§ Data provided
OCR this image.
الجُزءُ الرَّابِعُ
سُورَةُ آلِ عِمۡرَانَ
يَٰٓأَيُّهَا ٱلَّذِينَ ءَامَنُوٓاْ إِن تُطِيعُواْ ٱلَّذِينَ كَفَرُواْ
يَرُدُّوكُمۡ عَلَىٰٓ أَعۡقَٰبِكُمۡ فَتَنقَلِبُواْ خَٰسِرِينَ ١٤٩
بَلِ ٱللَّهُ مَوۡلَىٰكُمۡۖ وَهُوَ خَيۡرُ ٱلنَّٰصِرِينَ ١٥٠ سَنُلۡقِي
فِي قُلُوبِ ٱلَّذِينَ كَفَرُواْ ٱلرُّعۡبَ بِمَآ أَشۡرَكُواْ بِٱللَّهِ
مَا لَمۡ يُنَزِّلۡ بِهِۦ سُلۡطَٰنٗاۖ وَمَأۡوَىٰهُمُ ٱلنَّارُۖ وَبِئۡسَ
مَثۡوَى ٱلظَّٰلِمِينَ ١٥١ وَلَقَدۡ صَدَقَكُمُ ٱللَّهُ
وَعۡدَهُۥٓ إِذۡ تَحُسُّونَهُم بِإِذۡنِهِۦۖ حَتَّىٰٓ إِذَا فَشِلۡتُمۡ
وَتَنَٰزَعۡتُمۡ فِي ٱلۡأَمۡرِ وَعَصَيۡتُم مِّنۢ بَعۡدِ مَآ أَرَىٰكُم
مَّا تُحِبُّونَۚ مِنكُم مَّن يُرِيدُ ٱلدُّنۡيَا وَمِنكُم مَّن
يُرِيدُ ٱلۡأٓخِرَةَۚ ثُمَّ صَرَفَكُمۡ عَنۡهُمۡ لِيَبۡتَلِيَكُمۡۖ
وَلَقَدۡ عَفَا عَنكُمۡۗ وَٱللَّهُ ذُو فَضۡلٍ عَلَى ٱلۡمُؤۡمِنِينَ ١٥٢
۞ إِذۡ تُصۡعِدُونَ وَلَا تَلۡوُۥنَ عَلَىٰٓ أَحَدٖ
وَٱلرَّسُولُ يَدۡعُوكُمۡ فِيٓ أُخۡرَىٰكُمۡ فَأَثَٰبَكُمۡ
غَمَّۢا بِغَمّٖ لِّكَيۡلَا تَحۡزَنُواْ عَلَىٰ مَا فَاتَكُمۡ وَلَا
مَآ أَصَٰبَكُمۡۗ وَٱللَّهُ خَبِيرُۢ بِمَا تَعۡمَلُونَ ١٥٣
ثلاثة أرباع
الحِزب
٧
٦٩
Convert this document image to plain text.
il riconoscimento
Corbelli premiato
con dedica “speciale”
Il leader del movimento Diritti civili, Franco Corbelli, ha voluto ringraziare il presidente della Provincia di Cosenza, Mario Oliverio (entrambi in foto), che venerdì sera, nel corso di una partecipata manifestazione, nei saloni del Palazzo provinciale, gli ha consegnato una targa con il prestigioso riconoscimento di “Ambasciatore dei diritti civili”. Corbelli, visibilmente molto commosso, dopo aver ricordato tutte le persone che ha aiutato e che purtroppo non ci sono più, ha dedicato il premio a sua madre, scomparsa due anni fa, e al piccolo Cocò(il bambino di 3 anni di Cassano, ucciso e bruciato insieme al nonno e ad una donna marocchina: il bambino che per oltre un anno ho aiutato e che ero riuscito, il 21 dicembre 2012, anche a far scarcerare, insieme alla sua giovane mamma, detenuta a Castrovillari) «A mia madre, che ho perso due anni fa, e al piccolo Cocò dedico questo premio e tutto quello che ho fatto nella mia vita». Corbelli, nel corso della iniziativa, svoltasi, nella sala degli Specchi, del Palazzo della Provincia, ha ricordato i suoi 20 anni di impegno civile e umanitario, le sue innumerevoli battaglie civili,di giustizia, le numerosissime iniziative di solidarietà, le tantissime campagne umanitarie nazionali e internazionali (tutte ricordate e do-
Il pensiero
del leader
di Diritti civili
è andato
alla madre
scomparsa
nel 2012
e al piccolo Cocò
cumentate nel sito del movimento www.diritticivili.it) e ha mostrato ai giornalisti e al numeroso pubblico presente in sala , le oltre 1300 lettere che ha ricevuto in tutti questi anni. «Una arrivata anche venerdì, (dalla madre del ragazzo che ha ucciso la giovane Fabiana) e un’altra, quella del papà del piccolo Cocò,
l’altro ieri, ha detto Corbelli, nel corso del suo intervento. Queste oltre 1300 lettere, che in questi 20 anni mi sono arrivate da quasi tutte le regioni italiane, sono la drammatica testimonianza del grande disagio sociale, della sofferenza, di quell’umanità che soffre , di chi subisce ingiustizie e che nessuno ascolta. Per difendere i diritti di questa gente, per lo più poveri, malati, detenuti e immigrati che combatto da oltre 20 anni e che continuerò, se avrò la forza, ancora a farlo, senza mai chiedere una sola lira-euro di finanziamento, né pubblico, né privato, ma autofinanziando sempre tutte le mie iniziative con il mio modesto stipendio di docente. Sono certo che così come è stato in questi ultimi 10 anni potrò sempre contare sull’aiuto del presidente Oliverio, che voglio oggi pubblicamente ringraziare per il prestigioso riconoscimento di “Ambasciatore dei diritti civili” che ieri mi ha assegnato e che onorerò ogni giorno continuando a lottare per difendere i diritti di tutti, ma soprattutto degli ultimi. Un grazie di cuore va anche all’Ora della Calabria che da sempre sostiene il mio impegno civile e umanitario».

§ Description of the task
All the data must be duplicated exactly, with nothing added or removed.

§ Solution for this problem
OCR this image.
الجُزءُ الرَّابِعُ
سُورَةُ آلِ عِمۡرَانَ
يَٰٓأَيُّهَا ٱلَّذِينَ ءَامَنُوٓاْ إِن تُطِيعُواْ ٱلَّذِينَ كَفَرُواْ
يَرُدُّوكُمۡ عَلَىٰٓ أَعۡقَٰبِكُمۡ فَتَنقَلِبُواْ خَٰسِرِينَ ١٤٩
بَلِ ٱللَّهُ مَوۡلَىٰكُمۡۖ وَهُوَ خَيۡرُ ٱلنَّٰصِرِينَ ١٥٠ سَنُلۡقِي
فِي قُلُوبِ ٱلَّذِينَ كَفَرُواْ ٱلرُّعۡبَ بِمَآ أَشۡرَكُواْ بِٱللَّهِ
مَا لَمۡ يُنَزِّلۡ بِهِۦ سُلۡطَٰنٗاۖ وَمَأۡوَىٰهُمُ ٱلنَّارُۖ وَبِئۡسَ
مَثۡوَى ٱلظَّٰلِمِينَ ١٥١ وَلَقَدۡ صَدَقَكُمُ ٱللَّهُ
وَعۡدَهُۥٓ إِذۡ تَحُسُّونَهُم بِإِذۡنِهِۦۖ حَتَّىٰٓ إِذَا فَشِلۡتُمۡ
وَتَنَٰزَعۡتُمۡ فِي ٱلۡأَمۡرِ وَعَصَيۡتُم مِّنۢ بَعۡدِ مَآ أَرَىٰكُم
مَّا تُحِبُّونَۚ مِنكُم مَّن يُرِيدُ ٱلدُّنۡيَا وَمِنكُم مَّن
يُرِيدُ ٱلۡأٓخِرَةَۚ ثُمَّ صَرَفَكُمۡ عَنۡهُمۡ لِيَبۡتَلِيَكُمۡۖ
وَلَقَدۡ عَفَا عَنكُمۡۗ وَٱللَّهُ ذُو فَضۡلٍ عَلَى ٱلۡمُؤۡمِنِينَ ١٥٢
۞ إِذۡ تُصۡعِدُونَ وَلَا تَلۡوُۥنَ عَلَىٰٓ أَحَدٖ
وَٱلرَّسُولُ يَدۡعُوكُمۡ فِيٓ أُخۡرَىٰكُمۡ فَأَثَٰبَكُمۡ
غَمَّۢا بِغَمّٖ لِّكَيۡلَا تَحۡزَنُواْ عَلَىٰ مَا فَاتَكُمۡ وَلَا
مَآ أَصَٰبَكُمۡۗ وَٱللَّهُ خَبِيرُۢ بِمَا تَعۡمَلُونَ ١٥٣
ثلاثة أرباع
الحِزب
٧
٦٩
Convert this document image to plain text.
il riconoscimento
Corbelli premiato
con dedica “speciale”
Il leader del movimento Diritti civili, Franco Corbelli, ha voluto ringraziare il presidente della Provincia di Cosenza, Mario Oliverio (entrambi in foto), che venerdì sera, nel corso di una partecipata manifestazione, nei saloni del Palazzo provinciale, gli ha consegnato una targa con il prestigioso riconoscimento di “Ambasciatore dei diritti civili”. Corbelli, visibilmente molto commosso, dopo aver ricordato tutte le persone che ha aiutato e che purtroppo non ci sono più, ha dedicato il premio a sua madre, scomparsa due anni fa, e al piccolo Cocò(il bambino di 3 anni di Cassano, ucciso e bruciato insieme al nonno e ad una donna marocchina: il bambino che per oltre un anno ho aiutato e che ero riuscito, il 21 dicembre 2012, anche a far scarcerare, insieme alla sua giovane mamma, detenuta a Castrovillari) «A mia madre, che ho perso due anni fa, e al piccolo Cocò dedico questo premio e tutto quello che ho fatto nella mia vita». Corbelli, nel corso della iniziativa, svoltasi, nella sala degli Specchi, del Palazzo della Provincia, ha ricordato i suoi 20 anni di impegno civile e umanitario, le sue innumerevoli battaglie civili,di giustizia, le numerosissime iniziative di solidarietà, le tantissime campagne umanitarie nazionali e internazionali (tutte ricordate e do-
Il pensiero
del leader
di Diritti civili
è andato
alla madre
scomparsa
nel 2012
e al piccolo Cocò
cumentate nel sito del movimento www.diritticivili.it) e ha mostrato ai giornalisti e al numeroso pubblico presente in sala , le oltre 1300 lettere che ha ricevuto in tutti questi anni. «Una arrivata anche venerdì, (dalla madre del ragazzo che ha ucciso la giovane Fabiana) e un’altra, quella del papà del piccolo Cocò,
l’altro ieri, ha detto Corbelli, nel corso del suo intervento. Queste oltre 1300 lettere, che in questi 20 anni mi sono arrivate da quasi tutte le regioni italiane, sono la drammatica testimonianza del grande disagio sociale, della sofferenza, di quell’umanità che soffre , di chi subisce ingiustizie e che nessuno ascolta. Per difendere i diritti di questa gente, per lo più poveri, malati, detenuti e immigrati che combatto da oltre 20 anni e che continuerò, se avrò la forza, ancora a farlo, senza mai chiedere una sola lira-euro di finanziamento, né pubblico, né privato, ma autofinanziando sempre tutte le mie iniziative con il mio modesto stipendio di docente. Sono certo che così come è stato in questi ultimi 10 anni potrò sempre contare sull’aiuto del presidente Oliverio, che voglio oggi pubblicamente ringraziare per il prestigioso riconoscimento di “Ambasciatore dei diritti civili” che ieri mi ha assegnato e che onorerò ogni giorno continuando a lottare per difendere i diritti di tutti, ma soprattutto degli ultimi. Un grazie di cuore va anche all’Ora della Calabria che da sempre sostiene il mio impegno civile e umanitario».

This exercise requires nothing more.